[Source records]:

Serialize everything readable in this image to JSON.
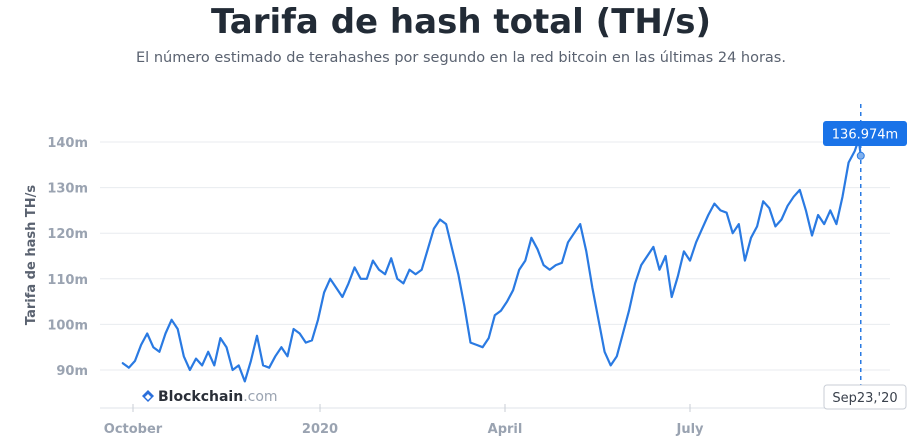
{
  "title": "Tarifa de hash total (TH/s)",
  "subtitle": "El número estimado de terahashes por segundo en la red bitcoin en las últimas 24 horas.",
  "watermark": {
    "brand": "Blockchain",
    "suffix": ".com"
  },
  "colors": {
    "line": "#2a7ae2",
    "callout_bg": "#1a73e8",
    "grid": "#e8ebef"
  },
  "chart_data": {
    "type": "line",
    "title": "Tarifa de hash total (TH/s)",
    "ylabel": "Tarifa de hash TH/s",
    "xlabel": "",
    "ylim": [
      86,
      146
    ],
    "y_ticks": [
      90,
      100,
      110,
      120,
      130,
      140
    ],
    "y_tick_labels": [
      "90m",
      "100m",
      "110m",
      "120m",
      "130m",
      "140m"
    ],
    "x_ticks": [
      {
        "label": "October",
        "date": "2019-10-01"
      },
      {
        "label": "2020",
        "date": "2020-01-01"
      },
      {
        "label": "April",
        "date": "2020-04-01"
      },
      {
        "label": "July",
        "date": "2020-07-01"
      }
    ],
    "grid": true,
    "hover": {
      "date": "2020-09-23",
      "label": "Sep23,'20",
      "value": 136.974,
      "value_label": "136.974m"
    },
    "series": [
      {
        "values": [
          [
            "2019-09-26",
            91.5
          ],
          [
            "2019-09-29",
            90.5
          ],
          [
            "2019-10-02",
            92.0
          ],
          [
            "2019-10-05",
            95.5
          ],
          [
            "2019-10-08",
            98.0
          ],
          [
            "2019-10-11",
            95.0
          ],
          [
            "2019-10-14",
            94.0
          ],
          [
            "2019-10-17",
            98.0
          ],
          [
            "2019-10-20",
            101.0
          ],
          [
            "2019-10-23",
            99.0
          ],
          [
            "2019-10-26",
            93.0
          ],
          [
            "2019-10-29",
            90.0
          ],
          [
            "2019-11-01",
            92.5
          ],
          [
            "2019-11-04",
            91.0
          ],
          [
            "2019-11-07",
            94.0
          ],
          [
            "2019-11-10",
            91.0
          ],
          [
            "2019-11-13",
            97.0
          ],
          [
            "2019-11-16",
            95.0
          ],
          [
            "2019-11-19",
            90.0
          ],
          [
            "2019-11-22",
            91.0
          ],
          [
            "2019-11-25",
            87.5
          ],
          [
            "2019-11-28",
            92.0
          ],
          [
            "2019-12-01",
            97.5
          ],
          [
            "2019-12-04",
            91.0
          ],
          [
            "2019-12-07",
            90.5
          ],
          [
            "2019-12-10",
            93.0
          ],
          [
            "2019-12-13",
            95.0
          ],
          [
            "2019-12-16",
            93.0
          ],
          [
            "2019-12-19",
            99.0
          ],
          [
            "2019-12-22",
            98.0
          ],
          [
            "2019-12-25",
            96.0
          ],
          [
            "2019-12-28",
            96.5
          ],
          [
            "2019-12-31",
            101.0
          ],
          [
            "2020-01-03",
            107.0
          ],
          [
            "2020-01-06",
            110.0
          ],
          [
            "2020-01-09",
            108.0
          ],
          [
            "2020-01-12",
            106.0
          ],
          [
            "2020-01-15",
            109.0
          ],
          [
            "2020-01-18",
            112.5
          ],
          [
            "2020-01-21",
            110.0
          ],
          [
            "2020-01-24",
            110.0
          ],
          [
            "2020-01-27",
            114.0
          ],
          [
            "2020-01-30",
            112.0
          ],
          [
            "2020-02-02",
            111.0
          ],
          [
            "2020-02-05",
            114.5
          ],
          [
            "2020-02-08",
            110.0
          ],
          [
            "2020-02-11",
            109.0
          ],
          [
            "2020-02-14",
            112.0
          ],
          [
            "2020-02-17",
            111.0
          ],
          [
            "2020-02-20",
            112.0
          ],
          [
            "2020-02-23",
            116.5
          ],
          [
            "2020-02-26",
            121.0
          ],
          [
            "2020-02-29",
            123.0
          ],
          [
            "2020-03-03",
            122.0
          ],
          [
            "2020-03-06",
            116.5
          ],
          [
            "2020-03-09",
            111.0
          ],
          [
            "2020-03-12",
            104.0
          ],
          [
            "2020-03-15",
            96.0
          ],
          [
            "2020-03-18",
            95.5
          ],
          [
            "2020-03-21",
            95.0
          ],
          [
            "2020-03-24",
            97.0
          ],
          [
            "2020-03-27",
            102.0
          ],
          [
            "2020-03-30",
            103.0
          ],
          [
            "2020-04-02",
            105.0
          ],
          [
            "2020-04-05",
            107.5
          ],
          [
            "2020-04-08",
            112.0
          ],
          [
            "2020-04-11",
            114.0
          ],
          [
            "2020-04-14",
            119.0
          ],
          [
            "2020-04-17",
            116.5
          ],
          [
            "2020-04-20",
            113.0
          ],
          [
            "2020-04-23",
            112.0
          ],
          [
            "2020-04-26",
            113.0
          ],
          [
            "2020-04-29",
            113.5
          ],
          [
            "2020-05-02",
            118.0
          ],
          [
            "2020-05-05",
            120.0
          ],
          [
            "2020-05-08",
            122.0
          ],
          [
            "2020-05-11",
            116.0
          ],
          [
            "2020-05-14",
            108.0
          ],
          [
            "2020-05-17",
            101.0
          ],
          [
            "2020-05-20",
            94.0
          ],
          [
            "2020-05-23",
            91.0
          ],
          [
            "2020-05-26",
            93.0
          ],
          [
            "2020-05-29",
            98.0
          ],
          [
            "2020-06-01",
            103.0
          ],
          [
            "2020-06-04",
            109.0
          ],
          [
            "2020-06-07",
            113.0
          ],
          [
            "2020-06-10",
            115.0
          ],
          [
            "2020-06-13",
            117.0
          ],
          [
            "2020-06-16",
            112.0
          ],
          [
            "2020-06-19",
            115.0
          ],
          [
            "2020-06-22",
            106.0
          ],
          [
            "2020-06-25",
            110.5
          ],
          [
            "2020-06-28",
            116.0
          ],
          [
            "2020-07-01",
            114.0
          ],
          [
            "2020-07-04",
            118.0
          ],
          [
            "2020-07-07",
            121.0
          ],
          [
            "2020-07-10",
            124.0
          ],
          [
            "2020-07-13",
            126.5
          ],
          [
            "2020-07-16",
            125.0
          ],
          [
            "2020-07-19",
            124.5
          ],
          [
            "2020-07-22",
            120.0
          ],
          [
            "2020-07-25",
            122.0
          ],
          [
            "2020-07-28",
            114.0
          ],
          [
            "2020-07-31",
            119.0
          ],
          [
            "2020-08-03",
            121.5
          ],
          [
            "2020-08-06",
            127.0
          ],
          [
            "2020-08-09",
            125.5
          ],
          [
            "2020-08-12",
            121.5
          ],
          [
            "2020-08-15",
            123.0
          ],
          [
            "2020-08-18",
            126.0
          ],
          [
            "2020-08-21",
            128.0
          ],
          [
            "2020-08-24",
            129.5
          ],
          [
            "2020-08-27",
            125.0
          ],
          [
            "2020-08-30",
            119.5
          ],
          [
            "2020-09-02",
            124.0
          ],
          [
            "2020-09-05",
            122.0
          ],
          [
            "2020-09-08",
            125.0
          ],
          [
            "2020-09-11",
            122.0
          ],
          [
            "2020-09-14",
            128.0
          ],
          [
            "2020-09-17",
            135.5
          ],
          [
            "2020-09-20",
            138.0
          ],
          [
            "2020-09-22",
            140.5
          ],
          [
            "2020-09-23",
            136.974
          ]
        ]
      }
    ]
  }
}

[What you have to do]: Repeat the material above in full and exactly, apart from the pictures.

[Exercise solution]:
Serialize everything readable in this image to JSON.
{
  "title": "Tarifa de hash total (TH/s)",
  "subtitle": "El número estimado de terahashes por segundo en la red bitcoin en las últimas 24 horas.",
  "watermark": {
    "brand": "Blockchain",
    "suffix": ".com"
  },
  "colors": {
    "line": "#2a7ae2",
    "callout_bg": "#1a73e8",
    "grid": "#e8ebef"
  },
  "chart_data": {
    "type": "line",
    "title": "Tarifa de hash total (TH/s)",
    "ylabel": "Tarifa de hash TH/s",
    "xlabel": "",
    "ylim": [
      86,
      146
    ],
    "y_ticks": [
      90,
      100,
      110,
      120,
      130,
      140
    ],
    "y_tick_labels": [
      "90m",
      "100m",
      "110m",
      "120m",
      "130m",
      "140m"
    ],
    "x_ticks": [
      {
        "label": "October",
        "date": "2019-10-01"
      },
      {
        "label": "2020",
        "date": "2020-01-01"
      },
      {
        "label": "April",
        "date": "2020-04-01"
      },
      {
        "label": "July",
        "date": "2020-07-01"
      }
    ],
    "grid": true,
    "hover": {
      "date": "2020-09-23",
      "label": "Sep23,'20",
      "value": 136.974,
      "value_label": "136.974m"
    },
    "series": [
      {
        "values": [
          [
            "2019-09-26",
            91.5
          ],
          [
            "2019-09-29",
            90.5
          ],
          [
            "2019-10-02",
            92.0
          ],
          [
            "2019-10-05",
            95.5
          ],
          [
            "2019-10-08",
            98.0
          ],
          [
            "2019-10-11",
            95.0
          ],
          [
            "2019-10-14",
            94.0
          ],
          [
            "2019-10-17",
            98.0
          ],
          [
            "2019-10-20",
            101.0
          ],
          [
            "2019-10-23",
            99.0
          ],
          [
            "2019-10-26",
            93.0
          ],
          [
            "2019-10-29",
            90.0
          ],
          [
            "2019-11-01",
            92.5
          ],
          [
            "2019-11-04",
            91.0
          ],
          [
            "2019-11-07",
            94.0
          ],
          [
            "2019-11-10",
            91.0
          ],
          [
            "2019-11-13",
            97.0
          ],
          [
            "2019-11-16",
            95.0
          ],
          [
            "2019-11-19",
            90.0
          ],
          [
            "2019-11-22",
            91.0
          ],
          [
            "2019-11-25",
            87.5
          ],
          [
            "2019-11-28",
            92.0
          ],
          [
            "2019-12-01",
            97.5
          ],
          [
            "2019-12-04",
            91.0
          ],
          [
            "2019-12-07",
            90.5
          ],
          [
            "2019-12-10",
            93.0
          ],
          [
            "2019-12-13",
            95.0
          ],
          [
            "2019-12-16",
            93.0
          ],
          [
            "2019-12-19",
            99.0
          ],
          [
            "2019-12-22",
            98.0
          ],
          [
            "2019-12-25",
            96.0
          ],
          [
            "2019-12-28",
            96.5
          ],
          [
            "2019-12-31",
            101.0
          ],
          [
            "2020-01-03",
            107.0
          ],
          [
            "2020-01-06",
            110.0
          ],
          [
            "2020-01-09",
            108.0
          ],
          [
            "2020-01-12",
            106.0
          ],
          [
            "2020-01-15",
            109.0
          ],
          [
            "2020-01-18",
            112.5
          ],
          [
            "2020-01-21",
            110.0
          ],
          [
            "2020-01-24",
            110.0
          ],
          [
            "2020-01-27",
            114.0
          ],
          [
            "2020-01-30",
            112.0
          ],
          [
            "2020-02-02",
            111.0
          ],
          [
            "2020-02-05",
            114.5
          ],
          [
            "2020-02-08",
            110.0
          ],
          [
            "2020-02-11",
            109.0
          ],
          [
            "2020-02-14",
            112.0
          ],
          [
            "2020-02-17",
            111.0
          ],
          [
            "2020-02-20",
            112.0
          ],
          [
            "2020-02-23",
            116.5
          ],
          [
            "2020-02-26",
            121.0
          ],
          [
            "2020-02-29",
            123.0
          ],
          [
            "2020-03-03",
            122.0
          ],
          [
            "2020-03-06",
            116.5
          ],
          [
            "2020-03-09",
            111.0
          ],
          [
            "2020-03-12",
            104.0
          ],
          [
            "2020-03-15",
            96.0
          ],
          [
            "2020-03-18",
            95.5
          ],
          [
            "2020-03-21",
            95.0
          ],
          [
            "2020-03-24",
            97.0
          ],
          [
            "2020-03-27",
            102.0
          ],
          [
            "2020-03-30",
            103.0
          ],
          [
            "2020-04-02",
            105.0
          ],
          [
            "2020-04-05",
            107.5
          ],
          [
            "2020-04-08",
            112.0
          ],
          [
            "2020-04-11",
            114.0
          ],
          [
            "2020-04-14",
            119.0
          ],
          [
            "2020-04-17",
            116.5
          ],
          [
            "2020-04-20",
            113.0
          ],
          [
            "2020-04-23",
            112.0
          ],
          [
            "2020-04-26",
            113.0
          ],
          [
            "2020-04-29",
            113.5
          ],
          [
            "2020-05-02",
            118.0
          ],
          [
            "2020-05-05",
            120.0
          ],
          [
            "2020-05-08",
            122.0
          ],
          [
            "2020-05-11",
            116.0
          ],
          [
            "2020-05-14",
            108.0
          ],
          [
            "2020-05-17",
            101.0
          ],
          [
            "2020-05-20",
            94.0
          ],
          [
            "2020-05-23",
            91.0
          ],
          [
            "2020-05-26",
            93.0
          ],
          [
            "2020-05-29",
            98.0
          ],
          [
            "2020-06-01",
            103.0
          ],
          [
            "2020-06-04",
            109.0
          ],
          [
            "2020-06-07",
            113.0
          ],
          [
            "2020-06-10",
            115.0
          ],
          [
            "2020-06-13",
            117.0
          ],
          [
            "2020-06-16",
            112.0
          ],
          [
            "2020-06-19",
            115.0
          ],
          [
            "2020-06-22",
            106.0
          ],
          [
            "2020-06-25",
            110.5
          ],
          [
            "2020-06-28",
            116.0
          ],
          [
            "2020-07-01",
            114.0
          ],
          [
            "2020-07-04",
            118.0
          ],
          [
            "2020-07-07",
            121.0
          ],
          [
            "2020-07-10",
            124.0
          ],
          [
            "2020-07-13",
            126.5
          ],
          [
            "2020-07-16",
            125.0
          ],
          [
            "2020-07-19",
            124.5
          ],
          [
            "2020-07-22",
            120.0
          ],
          [
            "2020-07-25",
            122.0
          ],
          [
            "2020-07-28",
            114.0
          ],
          [
            "2020-07-31",
            119.0
          ],
          [
            "2020-08-03",
            121.5
          ],
          [
            "2020-08-06",
            127.0
          ],
          [
            "2020-08-09",
            125.5
          ],
          [
            "2020-08-12",
            121.5
          ],
          [
            "2020-08-15",
            123.0
          ],
          [
            "2020-08-18",
            126.0
          ],
          [
            "2020-08-21",
            128.0
          ],
          [
            "2020-08-24",
            129.5
          ],
          [
            "2020-08-27",
            125.0
          ],
          [
            "2020-08-30",
            119.5
          ],
          [
            "2020-09-02",
            124.0
          ],
          [
            "2020-09-05",
            122.0
          ],
          [
            "2020-09-08",
            125.0
          ],
          [
            "2020-09-11",
            122.0
          ],
          [
            "2020-09-14",
            128.0
          ],
          [
            "2020-09-17",
            135.5
          ],
          [
            "2020-09-20",
            138.0
          ],
          [
            "2020-09-22",
            140.5
          ],
          [
            "2020-09-23",
            136.974
          ]
        ]
      }
    ]
  }
}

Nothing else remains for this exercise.